━━ Record excerpts

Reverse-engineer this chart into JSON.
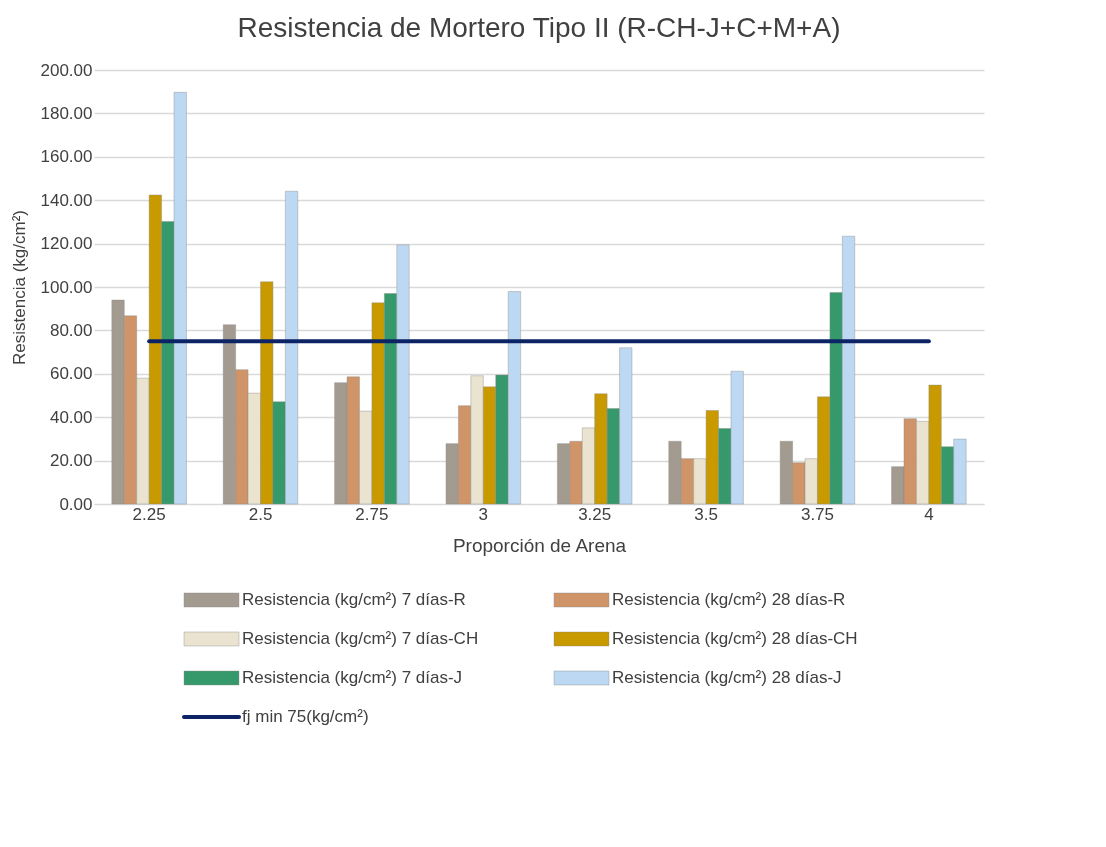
{
  "chart_data": {
    "type": "bar",
    "title": "Resistencia de Mortero Tipo II (R-CH-J+C+M+A)",
    "xlabel": "Proporción de Arena",
    "ylabel": "Resistencia (kg/cm²)",
    "categories": [
      "2.25",
      "2.5",
      "2.75",
      "3",
      "3.25",
      "3.5",
      "3.75",
      "4"
    ],
    "series": [
      {
        "name": "Resistencia (kg/cm²) 7 días-R",
        "color": "#a39b90",
        "values": [
          94.0,
          82.6,
          55.9,
          27.8,
          27.8,
          28.9,
          28.9,
          17.2
        ]
      },
      {
        "name": "Resistencia (kg/cm²) 28 días-R",
        "color": "#cf9468",
        "values": [
          86.7,
          61.9,
          58.6,
          45.3,
          28.9,
          20.9,
          19.0,
          39.3
        ]
      },
      {
        "name": "Resistencia (kg/cm²) 7 días-CH",
        "color": "#e9e3cf",
        "values": [
          58.0,
          51.1,
          42.8,
          59.1,
          35.1,
          20.9,
          20.9,
          38.1
        ]
      },
      {
        "name": "Resistencia (kg/cm²) 28 días-CH",
        "color": "#c89a00",
        "values": [
          142.4,
          102.4,
          92.7,
          54.0,
          50.8,
          43.1,
          49.4,
          54.8
        ]
      },
      {
        "name": "Resistencia (kg/cm²) 7 días-J",
        "color": "#36996b",
        "values": [
          130.2,
          47.1,
          97.0,
          59.4,
          44.0,
          34.8,
          97.5,
          26.4
        ]
      },
      {
        "name": "Resistencia (kg/cm²) 28 días-J",
        "color": "#bdd8f2",
        "values": [
          189.7,
          144.1,
          119.4,
          97.9,
          72.0,
          61.2,
          123.4,
          29.9
        ]
      },
      {
        "name": "fj min 75(kg/cm²)",
        "type": "line",
        "color": "#0c2466",
        "values": [
          75,
          75,
          75,
          75,
          75,
          75,
          75,
          75
        ]
      }
    ],
    "ylim": [
      0,
      200
    ],
    "yticks": [
      {
        "value": 0,
        "label": "0.00"
      },
      {
        "value": 20,
        "label": "20.00"
      },
      {
        "value": 40,
        "label": "40.00"
      },
      {
        "value": 60,
        "label": "60.00"
      },
      {
        "value": 80,
        "label": "80.00"
      },
      {
        "value": 100,
        "label": "100.00"
      },
      {
        "value": 120,
        "label": "120.00"
      },
      {
        "value": 140,
        "label": "140.00"
      },
      {
        "value": 160,
        "label": "160.00"
      },
      {
        "value": 180,
        "label": "180.00"
      },
      {
        "value": 200,
        "label": "200.00"
      }
    ],
    "grid": "y",
    "legend": "bottom"
  }
}
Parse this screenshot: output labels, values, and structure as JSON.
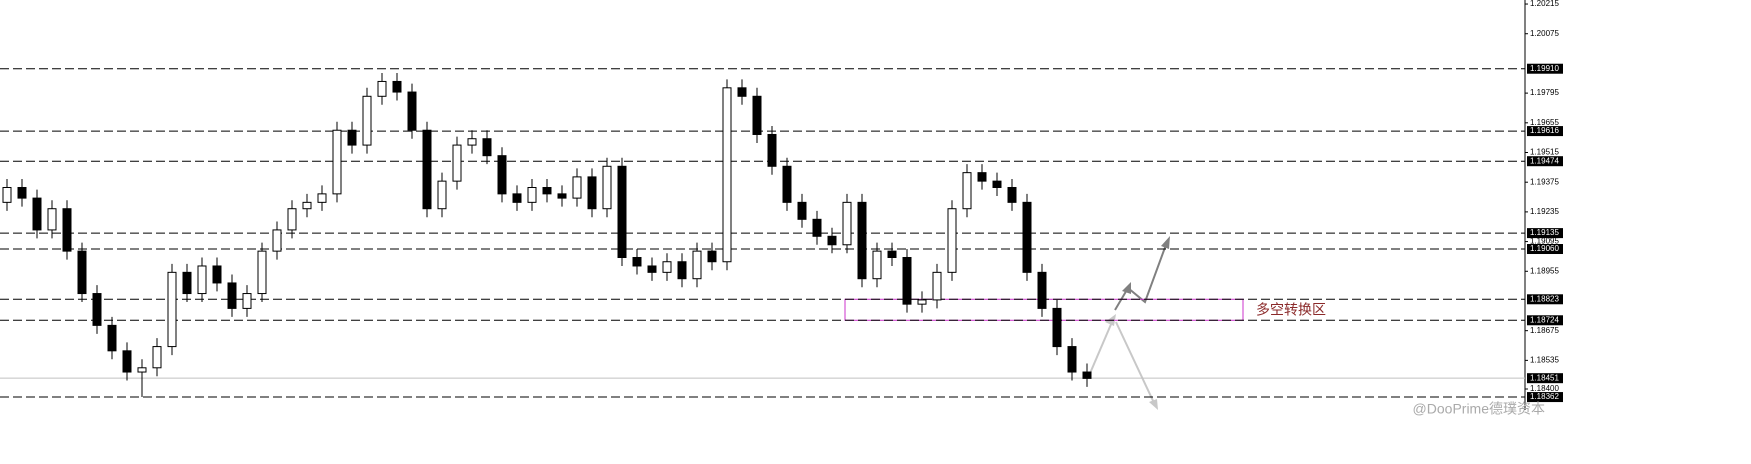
{
  "chart_data": {
    "type": "candlestick",
    "ylim": [
      1.18301,
      1.20234
    ],
    "yticks": [
      1.20215,
      1.20075,
      1.19795,
      1.19655,
      1.19515,
      1.19375,
      1.19235,
      1.19095,
      1.18955,
      1.18675,
      1.18535,
      {
        "value": 1.184,
        "label": "1.18400"
      }
    ],
    "open": [
      1.1928,
      1.1935,
      1.193,
      1.1915,
      1.1925,
      1.1905,
      1.1885,
      1.187,
      1.1858,
      1.1848,
      1.185,
      1.186,
      1.1895,
      1.1885,
      1.1898,
      1.189,
      1.1878,
      1.1885,
      1.1905,
      1.1915,
      1.1925,
      1.1928,
      1.1932,
      1.1962,
      1.1955,
      1.1978,
      1.1985,
      1.198,
      1.1962,
      1.1925,
      1.1938,
      1.1955,
      1.1958,
      1.195,
      1.1932,
      1.1928,
      1.1935,
      1.1932,
      1.193,
      1.194,
      1.1925,
      1.1945,
      1.1902,
      1.1898,
      1.1895,
      1.19,
      1.1892,
      1.1905,
      1.19,
      1.1982,
      1.1978,
      1.196,
      1.1945,
      1.1928,
      1.192,
      1.1912,
      1.1908,
      1.1928,
      1.1892,
      1.1905,
      1.1902,
      1.188,
      1.1882,
      1.1895,
      1.1925,
      1.1942,
      1.1938,
      1.1935,
      1.1928,
      1.1895,
      1.1878,
      1.186,
      1.1848
    ],
    "high": [
      1.1939,
      1.1939,
      1.1934,
      1.1929,
      1.1929,
      1.1909,
      1.1889,
      1.1874,
      1.1862,
      1.1854,
      1.1864,
      1.1899,
      1.1899,
      1.1902,
      1.1902,
      1.1894,
      1.1889,
      1.1909,
      1.1919,
      1.1929,
      1.1932,
      1.1936,
      1.1966,
      1.1966,
      1.1982,
      1.1989,
      1.1989,
      1.1984,
      1.1966,
      1.1942,
      1.1959,
      1.1962,
      1.1962,
      1.1954,
      1.1936,
      1.1939,
      1.1939,
      1.1936,
      1.1944,
      1.1944,
      1.1949,
      1.1949,
      1.1906,
      1.1902,
      1.1904,
      1.1904,
      1.1909,
      1.1909,
      1.1986,
      1.1986,
      1.1982,
      1.1964,
      1.1949,
      1.1932,
      1.1924,
      1.1916,
      1.1932,
      1.1932,
      1.1909,
      1.1909,
      1.1906,
      1.1886,
      1.1899,
      1.1929,
      1.1946,
      1.1946,
      1.1942,
      1.1939,
      1.1932,
      1.1899,
      1.1882,
      1.1864,
      1.1852
    ],
    "low": [
      1.1924,
      1.1926,
      1.1911,
      1.1911,
      1.1901,
      1.1881,
      1.1866,
      1.1854,
      1.1844,
      1.18362,
      1.1846,
      1.1856,
      1.1881,
      1.1881,
      1.1886,
      1.1874,
      1.1874,
      1.1881,
      1.1901,
      1.1911,
      1.1921,
      1.1924,
      1.1928,
      1.1951,
      1.1951,
      1.1974,
      1.1976,
      1.1958,
      1.1921,
      1.1921,
      1.1934,
      1.1951,
      1.1946,
      1.1928,
      1.1924,
      1.1924,
      1.1928,
      1.1926,
      1.1926,
      1.1921,
      1.1921,
      1.1898,
      1.1894,
      1.1891,
      1.1891,
      1.1888,
      1.1888,
      1.1896,
      1.1896,
      1.1974,
      1.1956,
      1.1941,
      1.1924,
      1.1916,
      1.1908,
      1.1904,
      1.1904,
      1.1888,
      1.1888,
      1.1898,
      1.1876,
      1.1876,
      1.1878,
      1.1891,
      1.1921,
      1.1934,
      1.1931,
      1.1924,
      1.1891,
      1.1874,
      1.1856,
      1.1844,
      1.1841
    ],
    "close": [
      1.1935,
      1.193,
      1.1915,
      1.1925,
      1.1905,
      1.1885,
      1.187,
      1.1858,
      1.1848,
      1.185,
      1.186,
      1.1895,
      1.1885,
      1.1898,
      1.189,
      1.1878,
      1.1885,
      1.1905,
      1.1915,
      1.1925,
      1.1928,
      1.1932,
      1.1962,
      1.1955,
      1.1978,
      1.1985,
      1.198,
      1.1962,
      1.1925,
      1.1938,
      1.1955,
      1.1958,
      1.195,
      1.1932,
      1.1928,
      1.1935,
      1.1932,
      1.193,
      1.194,
      1.1925,
      1.1945,
      1.1902,
      1.1898,
      1.1895,
      1.19,
      1.1892,
      1.1905,
      1.19,
      1.1982,
      1.1978,
      1.196,
      1.1945,
      1.1928,
      1.192,
      1.1912,
      1.1908,
      1.1928,
      1.1892,
      1.1905,
      1.1902,
      1.188,
      1.1882,
      1.1895,
      1.1925,
      1.1942,
      1.1938,
      1.1935,
      1.1928,
      1.1895,
      1.1878,
      1.186,
      1.1848,
      1.1845
    ],
    "levels": [
      {
        "value": 1.1991,
        "label": "1.19910"
      },
      1.19616,
      1.19474,
      1.19135,
      {
        "value": 1.1906,
        "label": "1.19060"
      },
      1.18823,
      1.18724,
      1.18362
    ],
    "current_price": 1.18451,
    "zone_label": "多空转换区",
    "watermark": "@DooPrime德璞资本",
    "candle_color": "#000000",
    "level_color": "#000000",
    "zone_color": "#cc33cc",
    "zone_label_color": "#8b2a2a"
  }
}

━━━━

=== Task to complete ===
From the data above, copy out every line with the string "Resistencia" in it.

=== Written answer ===
    "title": "Resistencia de Mortero Tipo II (R-CH-J+C+M+A)",
    "ylabel": "Resistencia (kg/cm²)",
        "name": "Resistencia (kg/cm²) 7 días-R",
        "name": "Resistencia (kg/cm²) 28 días-R",
        "name": "Resistencia (kg/cm²) 7 días-CH",
        "name": "Resistencia (kg/cm²) 28 días-CH",
        "name": "Resistencia (kg/cm²) 7 días-J",
        "name": "Resistencia (kg/cm²) 28 días-J",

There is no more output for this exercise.